## Problem description
What follows is a block of records; restate each one word for word.

## Data lines
++++++++++

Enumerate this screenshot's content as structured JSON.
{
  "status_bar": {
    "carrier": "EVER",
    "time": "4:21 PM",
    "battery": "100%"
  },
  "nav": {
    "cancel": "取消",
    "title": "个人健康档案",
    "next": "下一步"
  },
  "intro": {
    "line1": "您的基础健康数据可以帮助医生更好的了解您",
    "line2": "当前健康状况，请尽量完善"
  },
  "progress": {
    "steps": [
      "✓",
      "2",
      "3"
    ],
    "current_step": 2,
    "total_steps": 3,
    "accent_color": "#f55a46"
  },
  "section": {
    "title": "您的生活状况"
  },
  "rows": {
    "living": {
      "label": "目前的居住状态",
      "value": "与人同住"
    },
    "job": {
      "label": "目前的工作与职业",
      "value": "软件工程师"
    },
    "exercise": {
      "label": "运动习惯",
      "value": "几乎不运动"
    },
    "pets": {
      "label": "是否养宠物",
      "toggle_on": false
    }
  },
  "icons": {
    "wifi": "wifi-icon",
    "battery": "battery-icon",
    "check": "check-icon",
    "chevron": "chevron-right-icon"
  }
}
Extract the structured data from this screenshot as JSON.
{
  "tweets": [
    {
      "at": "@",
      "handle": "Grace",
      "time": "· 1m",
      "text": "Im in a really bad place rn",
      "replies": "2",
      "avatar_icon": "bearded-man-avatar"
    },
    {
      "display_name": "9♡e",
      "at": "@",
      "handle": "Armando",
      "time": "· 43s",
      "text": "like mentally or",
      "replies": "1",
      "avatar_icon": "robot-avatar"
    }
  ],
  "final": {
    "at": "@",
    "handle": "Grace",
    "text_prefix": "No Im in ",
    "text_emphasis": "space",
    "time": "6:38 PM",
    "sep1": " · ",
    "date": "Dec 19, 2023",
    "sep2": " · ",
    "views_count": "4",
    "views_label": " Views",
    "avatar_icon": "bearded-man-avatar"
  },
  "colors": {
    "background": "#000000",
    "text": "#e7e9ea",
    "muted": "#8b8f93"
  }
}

++++++++++

## Answer to the task
Enumerate this screenshot's content as structured JSON.
{
  "status_bar": {
    "carrier": "EVER",
    "time": "4:21 PM",
    "battery": "100%"
  },
  "nav": {
    "cancel": "取消",
    "title": "个人健康档案",
    "next": "下一步"
  },
  "intro": {
    "line1": "您的基础健康数据可以帮助医生更好的了解您",
    "line2": "当前健康状况，请尽量完善"
  },
  "progress": {
    "steps": [
      "✓",
      "2",
      "3"
    ],
    "current_step": 2,
    "total_steps": 3,
    "accent_color": "#f55a46"
  },
  "section": {
    "title": "您的生活状况"
  },
  "rows": {
    "living": {
      "label": "目前的居住状态",
      "value": "与人同住"
    },
    "job": {
      "label": "目前的工作与职业",
      "value": "软件工程师"
    },
    "exercise": {
      "label": "运动习惯",
      "value": "几乎不运动"
    },
    "pets": {
      "label": "是否养宠物",
      "toggle_on": false
    }
  },
  "icons": {
    "wifi": "wifi-icon",
    "battery": "battery-icon",
    "check": "check-icon",
    "chevron": "chevron-right-icon"
  }
}
Extract the structured data from this screenshot as JSON.
{
  "tweets": [
    {
      "at": "@",
      "handle": "Grace",
      "time": "· 1m",
      "text": "Im in a really bad place rn",
      "replies": "2",
      "avatar_icon": "bearded-man-avatar"
    },
    {
      "display_name": "9♡e",
      "at": "@",
      "handle": "Armando",
      "time": "· 43s",
      "text": "like mentally or",
      "replies": "1",
      "avatar_icon": "robot-avatar"
    }
  ],
  "final": {
    "at": "@",
    "handle": "Grace",
    "text_prefix": "No Im in ",
    "text_emphasis": "space",
    "time": "6:38 PM",
    "sep1": " · ",
    "date": "Dec 19, 2023",
    "sep2": " · ",
    "views_count": "4",
    "views_label": " Views",
    "avatar_icon": "bearded-man-avatar"
  },
  "colors": {
    "background": "#000000",
    "text": "#e7e9ea",
    "muted": "#8b8f93"
  }
}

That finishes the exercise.